Search the entries below. Return every line that has "JSON" in it.

#### RECORDED DATA

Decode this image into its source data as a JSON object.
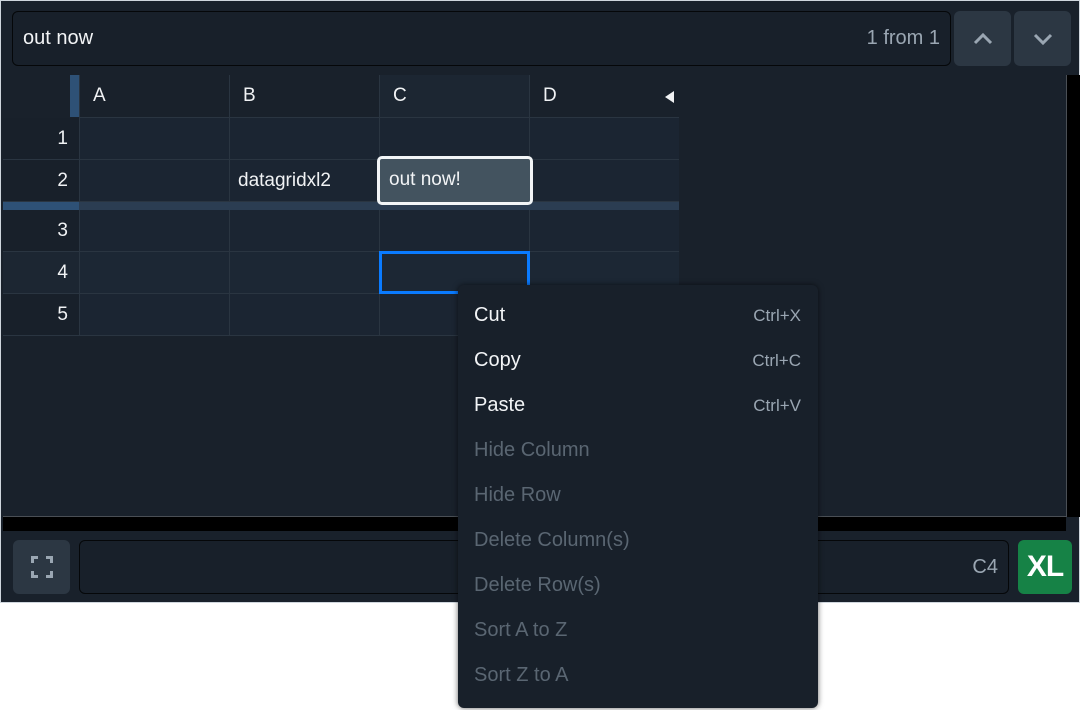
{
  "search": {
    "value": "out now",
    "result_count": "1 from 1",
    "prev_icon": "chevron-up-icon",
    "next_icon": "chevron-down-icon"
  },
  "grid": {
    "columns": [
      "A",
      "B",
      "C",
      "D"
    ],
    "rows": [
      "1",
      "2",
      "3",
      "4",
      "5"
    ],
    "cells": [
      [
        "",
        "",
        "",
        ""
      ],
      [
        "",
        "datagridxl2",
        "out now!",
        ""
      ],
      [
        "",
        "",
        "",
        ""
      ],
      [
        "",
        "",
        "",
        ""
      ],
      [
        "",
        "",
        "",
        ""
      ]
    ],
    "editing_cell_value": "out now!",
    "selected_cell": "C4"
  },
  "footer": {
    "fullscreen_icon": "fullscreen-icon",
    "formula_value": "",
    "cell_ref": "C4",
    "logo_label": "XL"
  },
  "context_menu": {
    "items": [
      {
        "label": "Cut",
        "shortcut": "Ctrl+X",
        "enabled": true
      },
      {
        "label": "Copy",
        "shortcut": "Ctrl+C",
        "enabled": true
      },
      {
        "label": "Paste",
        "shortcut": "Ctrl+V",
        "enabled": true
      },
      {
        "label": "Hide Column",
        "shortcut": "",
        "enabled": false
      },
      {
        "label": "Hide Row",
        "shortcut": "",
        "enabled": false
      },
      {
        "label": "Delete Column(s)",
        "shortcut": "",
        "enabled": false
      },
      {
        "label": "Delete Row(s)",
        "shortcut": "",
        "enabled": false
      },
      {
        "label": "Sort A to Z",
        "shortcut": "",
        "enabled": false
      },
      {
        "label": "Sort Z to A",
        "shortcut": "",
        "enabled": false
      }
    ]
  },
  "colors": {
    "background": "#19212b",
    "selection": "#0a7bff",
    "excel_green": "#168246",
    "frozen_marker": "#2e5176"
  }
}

########
#### RECORDED DATA

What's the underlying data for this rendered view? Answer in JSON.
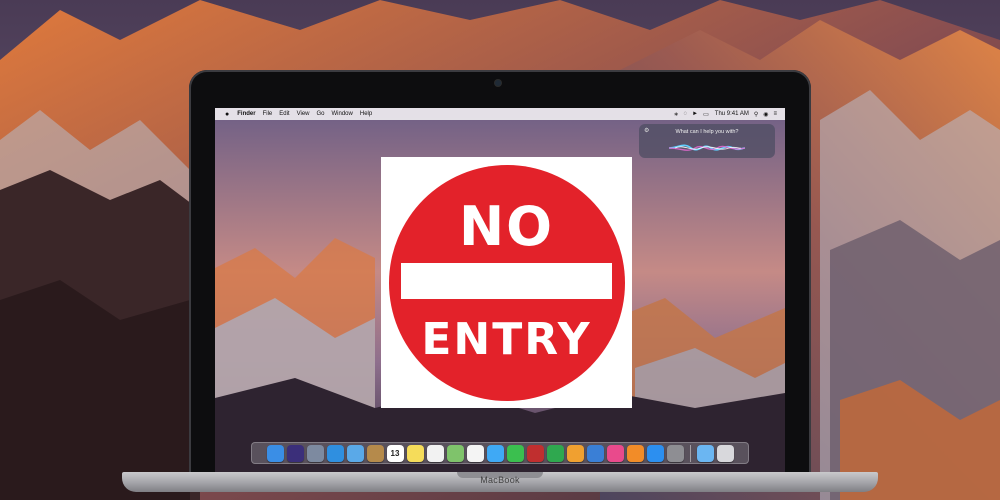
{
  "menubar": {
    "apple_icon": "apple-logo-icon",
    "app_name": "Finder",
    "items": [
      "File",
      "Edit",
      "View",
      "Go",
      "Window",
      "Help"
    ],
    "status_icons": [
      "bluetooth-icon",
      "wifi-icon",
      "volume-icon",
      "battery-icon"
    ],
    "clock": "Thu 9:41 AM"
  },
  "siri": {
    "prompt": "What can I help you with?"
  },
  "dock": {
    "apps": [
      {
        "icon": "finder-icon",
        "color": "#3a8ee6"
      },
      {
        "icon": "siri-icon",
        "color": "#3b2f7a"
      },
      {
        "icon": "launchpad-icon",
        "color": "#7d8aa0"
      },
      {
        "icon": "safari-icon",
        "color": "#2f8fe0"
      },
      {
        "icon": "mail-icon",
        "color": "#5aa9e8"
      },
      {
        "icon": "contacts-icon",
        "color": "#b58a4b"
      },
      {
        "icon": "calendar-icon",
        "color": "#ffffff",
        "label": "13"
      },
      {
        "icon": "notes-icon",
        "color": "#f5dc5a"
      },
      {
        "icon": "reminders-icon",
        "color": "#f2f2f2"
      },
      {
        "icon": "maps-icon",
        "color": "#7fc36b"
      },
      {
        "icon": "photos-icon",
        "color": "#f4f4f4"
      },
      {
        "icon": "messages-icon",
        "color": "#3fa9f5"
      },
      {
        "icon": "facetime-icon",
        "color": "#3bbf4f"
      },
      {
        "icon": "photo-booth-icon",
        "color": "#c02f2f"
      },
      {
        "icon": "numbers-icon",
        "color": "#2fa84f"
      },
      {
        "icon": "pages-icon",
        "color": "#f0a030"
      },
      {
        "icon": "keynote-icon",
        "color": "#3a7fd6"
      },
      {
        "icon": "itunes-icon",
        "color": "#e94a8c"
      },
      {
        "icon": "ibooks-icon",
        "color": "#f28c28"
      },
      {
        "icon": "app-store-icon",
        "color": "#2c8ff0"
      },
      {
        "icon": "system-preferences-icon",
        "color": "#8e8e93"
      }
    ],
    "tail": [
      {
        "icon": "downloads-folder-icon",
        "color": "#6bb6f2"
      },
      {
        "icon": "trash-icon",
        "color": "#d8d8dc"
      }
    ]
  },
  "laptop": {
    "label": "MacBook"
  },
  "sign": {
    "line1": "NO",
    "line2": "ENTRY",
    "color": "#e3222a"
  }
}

########
#### RECORDED DATA

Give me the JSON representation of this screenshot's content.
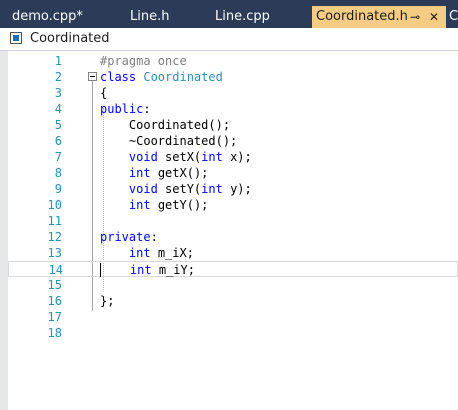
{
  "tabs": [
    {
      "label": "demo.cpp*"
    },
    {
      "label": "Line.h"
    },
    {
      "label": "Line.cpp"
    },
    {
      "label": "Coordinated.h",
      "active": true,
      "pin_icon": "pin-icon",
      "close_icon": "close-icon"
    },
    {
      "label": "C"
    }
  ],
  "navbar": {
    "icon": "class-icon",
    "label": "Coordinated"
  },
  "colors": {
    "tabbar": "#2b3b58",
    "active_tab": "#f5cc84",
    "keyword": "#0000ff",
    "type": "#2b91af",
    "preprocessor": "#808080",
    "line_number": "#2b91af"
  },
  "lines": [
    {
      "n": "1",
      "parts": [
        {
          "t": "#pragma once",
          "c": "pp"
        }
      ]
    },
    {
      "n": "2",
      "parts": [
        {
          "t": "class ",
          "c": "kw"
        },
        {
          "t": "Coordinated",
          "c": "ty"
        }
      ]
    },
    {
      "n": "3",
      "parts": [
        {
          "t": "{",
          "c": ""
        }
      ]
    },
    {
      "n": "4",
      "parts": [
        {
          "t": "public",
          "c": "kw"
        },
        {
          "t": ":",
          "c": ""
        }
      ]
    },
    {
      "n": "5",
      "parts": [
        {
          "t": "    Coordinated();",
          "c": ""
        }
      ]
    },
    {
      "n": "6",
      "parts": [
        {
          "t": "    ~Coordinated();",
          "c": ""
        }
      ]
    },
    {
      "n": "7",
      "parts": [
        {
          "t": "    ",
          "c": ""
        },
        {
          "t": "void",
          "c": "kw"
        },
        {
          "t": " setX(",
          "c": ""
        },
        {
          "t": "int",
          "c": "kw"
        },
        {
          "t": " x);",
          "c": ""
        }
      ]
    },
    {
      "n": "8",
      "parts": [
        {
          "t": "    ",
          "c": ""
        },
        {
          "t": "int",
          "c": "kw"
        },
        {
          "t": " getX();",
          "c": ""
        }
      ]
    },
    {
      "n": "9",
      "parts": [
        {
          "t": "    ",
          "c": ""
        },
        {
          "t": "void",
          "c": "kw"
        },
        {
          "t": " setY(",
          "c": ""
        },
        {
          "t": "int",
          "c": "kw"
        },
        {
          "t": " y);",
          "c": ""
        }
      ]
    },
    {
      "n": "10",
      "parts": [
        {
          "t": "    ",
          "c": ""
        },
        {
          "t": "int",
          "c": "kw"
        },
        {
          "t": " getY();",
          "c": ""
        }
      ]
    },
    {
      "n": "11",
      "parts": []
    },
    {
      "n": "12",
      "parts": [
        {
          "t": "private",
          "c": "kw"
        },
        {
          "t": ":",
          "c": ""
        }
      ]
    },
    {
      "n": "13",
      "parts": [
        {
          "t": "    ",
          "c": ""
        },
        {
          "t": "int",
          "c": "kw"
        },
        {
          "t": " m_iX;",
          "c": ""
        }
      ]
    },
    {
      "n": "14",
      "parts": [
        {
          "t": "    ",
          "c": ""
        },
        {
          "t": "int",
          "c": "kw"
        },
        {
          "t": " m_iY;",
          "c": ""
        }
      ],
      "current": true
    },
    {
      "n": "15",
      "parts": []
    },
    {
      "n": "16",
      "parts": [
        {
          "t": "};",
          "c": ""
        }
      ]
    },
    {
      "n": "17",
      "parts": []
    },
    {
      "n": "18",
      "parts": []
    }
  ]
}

########

#### EXPECTED ANSWER
Decode this image into its source data as a JSON object.
What's the underlying data for this rendered view? Answer in JSON.
Give me the JSON representation of this screenshot's content.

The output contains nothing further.